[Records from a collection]
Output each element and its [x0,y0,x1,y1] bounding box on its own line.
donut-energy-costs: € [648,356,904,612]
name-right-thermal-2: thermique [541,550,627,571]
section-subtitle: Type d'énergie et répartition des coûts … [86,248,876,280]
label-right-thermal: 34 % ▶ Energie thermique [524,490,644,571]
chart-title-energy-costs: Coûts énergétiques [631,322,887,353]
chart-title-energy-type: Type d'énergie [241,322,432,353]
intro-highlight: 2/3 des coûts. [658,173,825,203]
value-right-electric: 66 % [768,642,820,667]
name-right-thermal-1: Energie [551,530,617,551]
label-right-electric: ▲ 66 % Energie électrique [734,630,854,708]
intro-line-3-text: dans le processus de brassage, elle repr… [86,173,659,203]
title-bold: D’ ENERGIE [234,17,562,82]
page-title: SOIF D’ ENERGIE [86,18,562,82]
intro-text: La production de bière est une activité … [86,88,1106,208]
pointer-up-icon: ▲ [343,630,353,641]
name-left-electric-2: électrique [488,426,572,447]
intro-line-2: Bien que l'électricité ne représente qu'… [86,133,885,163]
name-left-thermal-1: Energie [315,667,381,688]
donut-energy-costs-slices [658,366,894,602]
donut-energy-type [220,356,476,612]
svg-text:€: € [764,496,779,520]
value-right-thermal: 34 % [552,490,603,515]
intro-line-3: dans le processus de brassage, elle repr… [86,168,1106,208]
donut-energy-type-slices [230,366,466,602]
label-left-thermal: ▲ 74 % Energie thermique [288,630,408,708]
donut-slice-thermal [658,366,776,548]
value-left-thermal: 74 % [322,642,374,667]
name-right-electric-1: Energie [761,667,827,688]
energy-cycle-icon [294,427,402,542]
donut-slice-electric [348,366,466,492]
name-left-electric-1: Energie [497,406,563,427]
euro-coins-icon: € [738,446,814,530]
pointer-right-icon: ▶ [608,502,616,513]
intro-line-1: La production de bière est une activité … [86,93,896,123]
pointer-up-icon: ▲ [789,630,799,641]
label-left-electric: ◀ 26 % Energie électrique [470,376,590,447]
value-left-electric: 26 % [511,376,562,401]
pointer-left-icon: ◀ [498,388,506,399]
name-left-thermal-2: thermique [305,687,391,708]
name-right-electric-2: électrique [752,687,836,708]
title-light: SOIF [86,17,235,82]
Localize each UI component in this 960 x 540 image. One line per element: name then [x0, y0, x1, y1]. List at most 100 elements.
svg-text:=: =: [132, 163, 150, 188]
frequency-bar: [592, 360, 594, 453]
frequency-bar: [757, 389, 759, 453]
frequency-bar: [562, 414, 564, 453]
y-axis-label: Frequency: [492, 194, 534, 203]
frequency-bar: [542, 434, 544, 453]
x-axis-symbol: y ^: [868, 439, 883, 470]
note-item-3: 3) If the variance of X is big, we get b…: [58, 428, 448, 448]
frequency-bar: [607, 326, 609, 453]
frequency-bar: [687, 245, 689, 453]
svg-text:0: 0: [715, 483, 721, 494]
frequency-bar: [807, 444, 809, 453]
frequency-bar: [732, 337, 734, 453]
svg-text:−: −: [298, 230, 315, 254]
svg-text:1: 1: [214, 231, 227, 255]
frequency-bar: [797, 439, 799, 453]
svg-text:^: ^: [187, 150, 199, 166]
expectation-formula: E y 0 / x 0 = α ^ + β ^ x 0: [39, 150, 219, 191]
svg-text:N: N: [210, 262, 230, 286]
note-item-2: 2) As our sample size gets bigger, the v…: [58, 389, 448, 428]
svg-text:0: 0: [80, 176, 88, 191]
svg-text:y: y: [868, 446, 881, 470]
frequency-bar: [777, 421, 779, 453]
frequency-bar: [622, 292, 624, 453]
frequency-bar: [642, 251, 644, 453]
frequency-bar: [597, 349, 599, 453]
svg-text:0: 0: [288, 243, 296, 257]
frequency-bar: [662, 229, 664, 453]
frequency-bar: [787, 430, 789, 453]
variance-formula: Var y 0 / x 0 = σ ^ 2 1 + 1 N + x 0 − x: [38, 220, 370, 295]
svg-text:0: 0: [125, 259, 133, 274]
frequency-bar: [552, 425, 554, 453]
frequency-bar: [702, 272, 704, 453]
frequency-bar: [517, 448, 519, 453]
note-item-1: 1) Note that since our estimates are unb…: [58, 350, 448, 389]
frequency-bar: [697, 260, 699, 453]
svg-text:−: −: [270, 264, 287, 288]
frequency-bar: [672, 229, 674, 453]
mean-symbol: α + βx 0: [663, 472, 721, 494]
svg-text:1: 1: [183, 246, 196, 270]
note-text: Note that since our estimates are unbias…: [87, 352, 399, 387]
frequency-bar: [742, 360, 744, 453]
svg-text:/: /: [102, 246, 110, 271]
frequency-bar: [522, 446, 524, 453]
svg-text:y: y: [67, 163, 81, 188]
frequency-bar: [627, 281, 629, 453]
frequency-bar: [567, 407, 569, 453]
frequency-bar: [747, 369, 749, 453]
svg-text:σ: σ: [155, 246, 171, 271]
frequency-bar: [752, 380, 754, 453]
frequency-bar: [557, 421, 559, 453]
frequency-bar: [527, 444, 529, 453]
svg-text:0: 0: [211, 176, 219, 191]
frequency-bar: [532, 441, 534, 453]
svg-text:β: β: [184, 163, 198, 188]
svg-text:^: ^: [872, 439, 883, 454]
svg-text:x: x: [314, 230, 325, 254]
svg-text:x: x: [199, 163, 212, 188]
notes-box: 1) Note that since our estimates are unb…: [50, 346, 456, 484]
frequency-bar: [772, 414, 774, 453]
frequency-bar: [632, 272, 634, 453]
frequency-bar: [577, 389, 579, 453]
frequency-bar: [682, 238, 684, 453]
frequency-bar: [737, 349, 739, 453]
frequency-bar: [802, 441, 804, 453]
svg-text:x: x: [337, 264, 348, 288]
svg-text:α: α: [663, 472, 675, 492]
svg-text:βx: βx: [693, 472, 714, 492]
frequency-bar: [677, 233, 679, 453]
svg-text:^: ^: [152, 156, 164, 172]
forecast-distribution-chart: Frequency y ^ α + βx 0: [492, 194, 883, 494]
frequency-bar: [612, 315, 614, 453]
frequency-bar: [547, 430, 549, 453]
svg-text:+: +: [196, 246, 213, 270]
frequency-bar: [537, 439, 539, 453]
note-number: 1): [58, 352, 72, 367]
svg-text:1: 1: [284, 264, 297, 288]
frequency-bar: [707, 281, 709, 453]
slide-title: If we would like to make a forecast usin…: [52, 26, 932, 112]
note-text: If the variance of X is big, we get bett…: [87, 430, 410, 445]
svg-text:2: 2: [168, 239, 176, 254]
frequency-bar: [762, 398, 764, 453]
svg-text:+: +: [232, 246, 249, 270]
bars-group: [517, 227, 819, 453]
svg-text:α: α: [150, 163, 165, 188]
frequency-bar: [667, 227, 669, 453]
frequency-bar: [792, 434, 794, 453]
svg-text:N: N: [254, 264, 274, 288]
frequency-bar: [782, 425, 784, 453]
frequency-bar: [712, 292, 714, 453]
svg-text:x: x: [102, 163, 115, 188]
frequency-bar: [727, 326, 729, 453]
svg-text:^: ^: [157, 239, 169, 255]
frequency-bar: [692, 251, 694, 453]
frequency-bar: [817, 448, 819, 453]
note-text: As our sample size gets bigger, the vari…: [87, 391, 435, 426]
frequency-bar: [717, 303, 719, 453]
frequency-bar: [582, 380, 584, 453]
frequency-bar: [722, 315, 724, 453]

--

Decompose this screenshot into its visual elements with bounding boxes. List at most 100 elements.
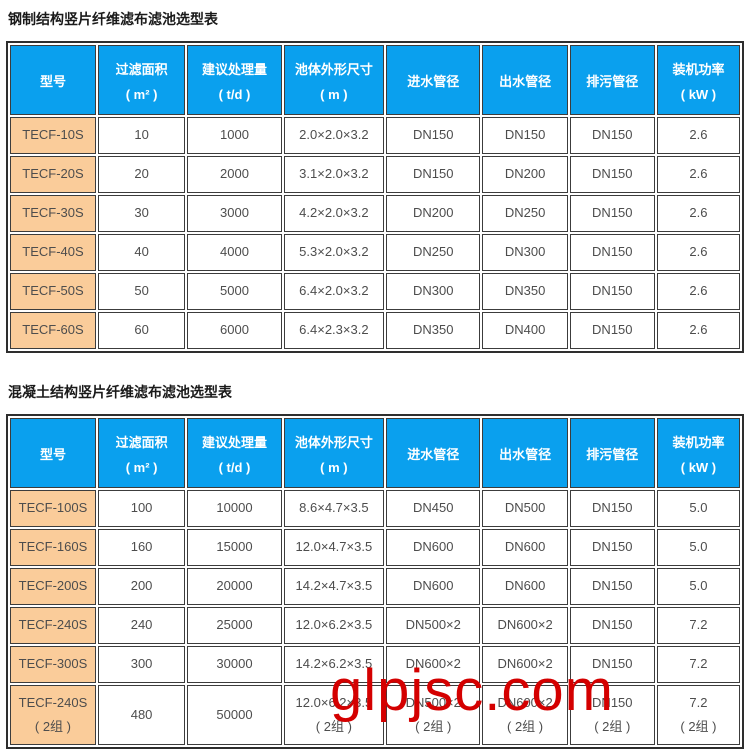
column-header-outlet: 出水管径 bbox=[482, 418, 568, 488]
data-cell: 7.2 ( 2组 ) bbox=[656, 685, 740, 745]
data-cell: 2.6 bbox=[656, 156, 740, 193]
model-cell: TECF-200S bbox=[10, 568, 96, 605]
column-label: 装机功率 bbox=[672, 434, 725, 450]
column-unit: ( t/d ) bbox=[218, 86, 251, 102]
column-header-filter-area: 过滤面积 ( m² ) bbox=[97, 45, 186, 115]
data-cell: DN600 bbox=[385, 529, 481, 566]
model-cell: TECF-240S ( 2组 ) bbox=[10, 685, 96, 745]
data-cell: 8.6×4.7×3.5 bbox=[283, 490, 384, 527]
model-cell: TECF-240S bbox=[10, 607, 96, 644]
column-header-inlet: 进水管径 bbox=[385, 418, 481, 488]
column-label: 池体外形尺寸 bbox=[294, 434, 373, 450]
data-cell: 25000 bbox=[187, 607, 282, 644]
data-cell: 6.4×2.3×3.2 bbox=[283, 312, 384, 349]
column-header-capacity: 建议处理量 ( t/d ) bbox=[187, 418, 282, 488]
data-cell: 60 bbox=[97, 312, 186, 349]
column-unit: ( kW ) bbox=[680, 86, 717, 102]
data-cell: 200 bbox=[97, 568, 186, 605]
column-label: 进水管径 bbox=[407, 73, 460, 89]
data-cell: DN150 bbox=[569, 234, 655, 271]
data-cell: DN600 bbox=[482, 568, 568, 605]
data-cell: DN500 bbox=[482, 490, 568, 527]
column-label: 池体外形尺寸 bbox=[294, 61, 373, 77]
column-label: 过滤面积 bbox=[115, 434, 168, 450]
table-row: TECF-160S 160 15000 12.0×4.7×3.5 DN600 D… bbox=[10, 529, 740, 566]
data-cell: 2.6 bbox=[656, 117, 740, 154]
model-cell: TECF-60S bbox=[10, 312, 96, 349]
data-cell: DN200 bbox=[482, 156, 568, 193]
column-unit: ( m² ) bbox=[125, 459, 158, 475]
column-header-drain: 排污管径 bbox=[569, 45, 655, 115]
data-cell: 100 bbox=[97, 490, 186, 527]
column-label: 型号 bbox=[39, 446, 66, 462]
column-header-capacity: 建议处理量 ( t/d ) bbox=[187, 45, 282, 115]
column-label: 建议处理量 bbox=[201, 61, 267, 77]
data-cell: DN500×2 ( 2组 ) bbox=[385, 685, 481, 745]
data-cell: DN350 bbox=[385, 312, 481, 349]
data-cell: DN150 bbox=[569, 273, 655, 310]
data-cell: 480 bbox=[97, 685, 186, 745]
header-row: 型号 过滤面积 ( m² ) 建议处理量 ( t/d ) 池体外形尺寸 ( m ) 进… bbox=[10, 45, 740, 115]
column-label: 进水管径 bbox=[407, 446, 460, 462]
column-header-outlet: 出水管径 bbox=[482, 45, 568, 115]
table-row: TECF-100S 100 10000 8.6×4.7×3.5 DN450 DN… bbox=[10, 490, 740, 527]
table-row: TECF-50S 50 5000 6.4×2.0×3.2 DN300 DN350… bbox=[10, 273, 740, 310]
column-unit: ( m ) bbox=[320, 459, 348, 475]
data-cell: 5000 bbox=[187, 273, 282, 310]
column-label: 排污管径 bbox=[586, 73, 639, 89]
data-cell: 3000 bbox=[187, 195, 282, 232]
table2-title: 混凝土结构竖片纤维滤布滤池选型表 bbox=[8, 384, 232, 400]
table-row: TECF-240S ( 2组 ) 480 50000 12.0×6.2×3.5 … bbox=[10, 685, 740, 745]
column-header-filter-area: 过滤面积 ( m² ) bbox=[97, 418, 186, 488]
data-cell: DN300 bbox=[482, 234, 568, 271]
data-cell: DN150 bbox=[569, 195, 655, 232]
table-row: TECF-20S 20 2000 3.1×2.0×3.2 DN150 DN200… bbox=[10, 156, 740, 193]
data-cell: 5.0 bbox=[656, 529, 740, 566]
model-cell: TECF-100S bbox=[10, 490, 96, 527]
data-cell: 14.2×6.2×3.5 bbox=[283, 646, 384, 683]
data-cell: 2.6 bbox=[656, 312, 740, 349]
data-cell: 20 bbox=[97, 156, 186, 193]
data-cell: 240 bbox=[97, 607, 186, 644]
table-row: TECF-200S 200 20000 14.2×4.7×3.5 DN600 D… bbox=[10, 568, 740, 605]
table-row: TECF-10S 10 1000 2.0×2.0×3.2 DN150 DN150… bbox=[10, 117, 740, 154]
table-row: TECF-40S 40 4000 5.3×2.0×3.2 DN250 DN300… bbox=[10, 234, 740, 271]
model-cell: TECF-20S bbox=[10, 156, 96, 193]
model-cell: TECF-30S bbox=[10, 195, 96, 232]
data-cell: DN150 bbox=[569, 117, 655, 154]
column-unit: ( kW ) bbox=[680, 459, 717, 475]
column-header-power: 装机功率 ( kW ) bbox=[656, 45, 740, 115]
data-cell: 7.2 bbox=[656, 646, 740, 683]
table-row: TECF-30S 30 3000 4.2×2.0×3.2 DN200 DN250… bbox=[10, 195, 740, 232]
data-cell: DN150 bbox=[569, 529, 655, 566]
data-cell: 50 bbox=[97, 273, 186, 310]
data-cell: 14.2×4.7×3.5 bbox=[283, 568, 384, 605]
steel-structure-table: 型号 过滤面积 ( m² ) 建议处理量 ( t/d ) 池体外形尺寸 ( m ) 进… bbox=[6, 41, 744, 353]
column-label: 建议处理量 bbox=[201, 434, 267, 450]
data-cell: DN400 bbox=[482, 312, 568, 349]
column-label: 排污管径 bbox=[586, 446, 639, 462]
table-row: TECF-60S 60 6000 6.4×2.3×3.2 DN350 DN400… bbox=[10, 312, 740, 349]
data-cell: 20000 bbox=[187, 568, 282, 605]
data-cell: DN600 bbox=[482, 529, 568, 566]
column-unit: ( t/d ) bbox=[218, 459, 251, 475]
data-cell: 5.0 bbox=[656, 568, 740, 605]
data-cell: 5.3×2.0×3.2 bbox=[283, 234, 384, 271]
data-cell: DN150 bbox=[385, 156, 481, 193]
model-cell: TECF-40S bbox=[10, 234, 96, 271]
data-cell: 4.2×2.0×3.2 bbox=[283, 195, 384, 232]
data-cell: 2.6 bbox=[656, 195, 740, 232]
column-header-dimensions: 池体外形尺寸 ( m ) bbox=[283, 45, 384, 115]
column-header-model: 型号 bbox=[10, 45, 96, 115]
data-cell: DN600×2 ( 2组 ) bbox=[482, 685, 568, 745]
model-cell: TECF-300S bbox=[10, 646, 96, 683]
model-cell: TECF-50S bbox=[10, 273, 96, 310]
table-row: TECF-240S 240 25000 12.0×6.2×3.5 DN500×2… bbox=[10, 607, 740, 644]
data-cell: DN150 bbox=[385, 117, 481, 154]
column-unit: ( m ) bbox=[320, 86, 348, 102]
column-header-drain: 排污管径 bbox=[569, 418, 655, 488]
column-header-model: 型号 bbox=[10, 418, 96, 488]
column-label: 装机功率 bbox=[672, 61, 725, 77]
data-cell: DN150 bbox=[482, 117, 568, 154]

* * *

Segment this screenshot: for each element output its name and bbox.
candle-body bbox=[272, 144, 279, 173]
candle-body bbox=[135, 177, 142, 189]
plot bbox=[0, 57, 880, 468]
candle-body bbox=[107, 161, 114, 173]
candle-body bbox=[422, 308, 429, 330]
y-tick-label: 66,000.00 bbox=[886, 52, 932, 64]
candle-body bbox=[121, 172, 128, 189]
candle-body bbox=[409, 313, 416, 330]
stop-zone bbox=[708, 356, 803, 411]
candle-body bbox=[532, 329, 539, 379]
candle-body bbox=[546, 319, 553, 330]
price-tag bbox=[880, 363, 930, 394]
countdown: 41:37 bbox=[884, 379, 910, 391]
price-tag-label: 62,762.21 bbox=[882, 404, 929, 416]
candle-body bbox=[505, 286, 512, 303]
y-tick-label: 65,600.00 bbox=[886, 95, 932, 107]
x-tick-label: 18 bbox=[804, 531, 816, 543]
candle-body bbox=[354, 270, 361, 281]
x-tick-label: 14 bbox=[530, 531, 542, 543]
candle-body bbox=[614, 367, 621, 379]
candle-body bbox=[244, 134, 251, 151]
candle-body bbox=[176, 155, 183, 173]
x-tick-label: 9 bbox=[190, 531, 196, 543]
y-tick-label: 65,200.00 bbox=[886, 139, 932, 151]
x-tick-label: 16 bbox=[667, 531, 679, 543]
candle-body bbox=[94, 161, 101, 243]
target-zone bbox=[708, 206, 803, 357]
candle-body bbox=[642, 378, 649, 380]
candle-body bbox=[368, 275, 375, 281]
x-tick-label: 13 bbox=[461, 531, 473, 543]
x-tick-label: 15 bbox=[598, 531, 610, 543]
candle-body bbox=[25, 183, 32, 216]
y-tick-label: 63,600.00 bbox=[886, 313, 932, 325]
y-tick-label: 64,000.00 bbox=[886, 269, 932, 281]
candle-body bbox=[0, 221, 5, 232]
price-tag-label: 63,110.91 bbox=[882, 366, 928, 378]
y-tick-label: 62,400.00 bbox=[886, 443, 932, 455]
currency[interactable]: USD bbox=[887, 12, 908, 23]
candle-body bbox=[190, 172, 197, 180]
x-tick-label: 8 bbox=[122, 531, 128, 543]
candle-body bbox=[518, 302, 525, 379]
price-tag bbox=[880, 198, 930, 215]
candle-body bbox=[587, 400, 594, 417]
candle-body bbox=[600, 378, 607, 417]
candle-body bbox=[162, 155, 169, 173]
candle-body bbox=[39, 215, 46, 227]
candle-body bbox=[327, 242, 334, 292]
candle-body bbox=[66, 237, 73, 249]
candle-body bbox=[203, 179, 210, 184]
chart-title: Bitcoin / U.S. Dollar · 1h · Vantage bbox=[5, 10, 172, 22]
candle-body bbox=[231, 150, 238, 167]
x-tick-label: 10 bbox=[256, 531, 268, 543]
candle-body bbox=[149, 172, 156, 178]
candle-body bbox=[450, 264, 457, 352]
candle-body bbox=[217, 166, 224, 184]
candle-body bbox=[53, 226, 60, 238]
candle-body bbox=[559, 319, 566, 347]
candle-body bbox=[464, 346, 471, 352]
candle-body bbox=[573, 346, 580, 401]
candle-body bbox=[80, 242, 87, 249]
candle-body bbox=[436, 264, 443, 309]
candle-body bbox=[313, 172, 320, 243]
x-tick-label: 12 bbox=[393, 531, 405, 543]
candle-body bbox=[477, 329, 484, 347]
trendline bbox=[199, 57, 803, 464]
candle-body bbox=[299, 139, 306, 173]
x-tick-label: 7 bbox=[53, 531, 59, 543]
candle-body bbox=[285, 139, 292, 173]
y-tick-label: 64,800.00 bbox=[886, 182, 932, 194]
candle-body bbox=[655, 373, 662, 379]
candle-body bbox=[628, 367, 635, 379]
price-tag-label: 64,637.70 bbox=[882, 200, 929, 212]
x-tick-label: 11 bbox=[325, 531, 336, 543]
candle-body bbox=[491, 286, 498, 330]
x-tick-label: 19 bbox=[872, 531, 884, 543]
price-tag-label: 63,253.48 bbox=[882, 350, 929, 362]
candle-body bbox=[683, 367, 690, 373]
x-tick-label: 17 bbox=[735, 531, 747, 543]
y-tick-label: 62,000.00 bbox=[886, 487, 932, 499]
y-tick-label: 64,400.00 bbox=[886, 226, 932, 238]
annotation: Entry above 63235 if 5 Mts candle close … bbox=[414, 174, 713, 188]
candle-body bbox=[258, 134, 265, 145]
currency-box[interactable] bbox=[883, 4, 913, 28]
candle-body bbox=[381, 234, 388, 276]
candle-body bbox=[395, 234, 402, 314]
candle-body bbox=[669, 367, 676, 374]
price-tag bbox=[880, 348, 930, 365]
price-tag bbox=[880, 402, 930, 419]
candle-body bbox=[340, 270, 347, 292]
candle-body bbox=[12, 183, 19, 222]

> [Brief]:
Reproduce the rows starting at the one containing "Output each element" and ending after the one containing "title-light: SOIF [86,17,235,82]". Swap every "pointer-up-icon" for "arrow-up-icon" and keep everything else unchanged.

> [Solution below]:
Output each element and its [x0,y0,x1,y1] bounding box on its own line.
donut-energy-costs: € [648,356,904,612]
name-right-thermal-2: thermique [541,550,627,571]
section-subtitle: Type d'énergie et répartition des coûts … [86,248,876,280]
label-right-thermal: 34 % ▶ Energie thermique [524,490,644,571]
chart-title-energy-costs: Coûts énergétiques [631,322,887,353]
chart-title-energy-type: Type d'énergie [241,322,432,353]
intro-highlight: 2/3 des coûts. [658,173,825,203]
value-right-electric: 66 % [768,642,820,667]
name-right-thermal-1: Energie [551,530,617,551]
label-right-electric: ▲ 66 % Energie électrique [734,630,854,708]
intro-line-3-text: dans le processus de brassage, elle repr… [86,173,659,203]
title-bold: D’ ENERGIE [234,17,562,82]
page-title: SOIF D’ ENERGIE [86,18,562,82]
intro-text: La production de bière est une activité … [86,88,1106,208]
arrow-up-icon: ▲ [343,630,353,641]
name-left-electric-2: électrique [488,426,572,447]
intro-line-2: Bien que l'électricité ne représente qu'… [86,133,885,163]
name-left-thermal-1: Energie [315,667,381,688]
donut-energy-costs-slices [658,366,894,602]
donut-energy-type [220,356,476,612]
svg-text:€: € [764,496,779,520]
value-right-thermal: 34 % [552,490,603,515]
intro-line-3: dans le processus de brassage, elle repr… [86,168,1106,208]
donut-energy-type-slices [230,366,466,602]
label-left-thermal: ▲ 74 % Energie thermique [288,630,408,708]
donut-slice-thermal [658,366,776,548]
value-left-thermal: 74 % [322,642,374,667]
name-right-electric-1: Energie [761,667,827,688]
energy-cycle-icon [294,427,402,542]
donut-slice-electric [348,366,466,492]
name-left-electric-1: Energie [497,406,563,427]
euro-coins-icon: € [738,446,814,530]
pointer-right-icon: ▶ [608,502,616,513]
intro-line-1: La production de bière est une activité … [86,93,896,123]
arrow-up-icon: ▲ [789,630,799,641]
label-left-electric: ◀ 26 % Energie électrique [470,376,590,447]
value-left-electric: 26 % [511,376,562,401]
pointer-left-icon: ◀ [498,388,506,399]
name-left-thermal-2: thermique [305,687,391,708]
name-right-electric-2: électrique [752,687,836,708]
title-light: SOIF [86,17,235,82]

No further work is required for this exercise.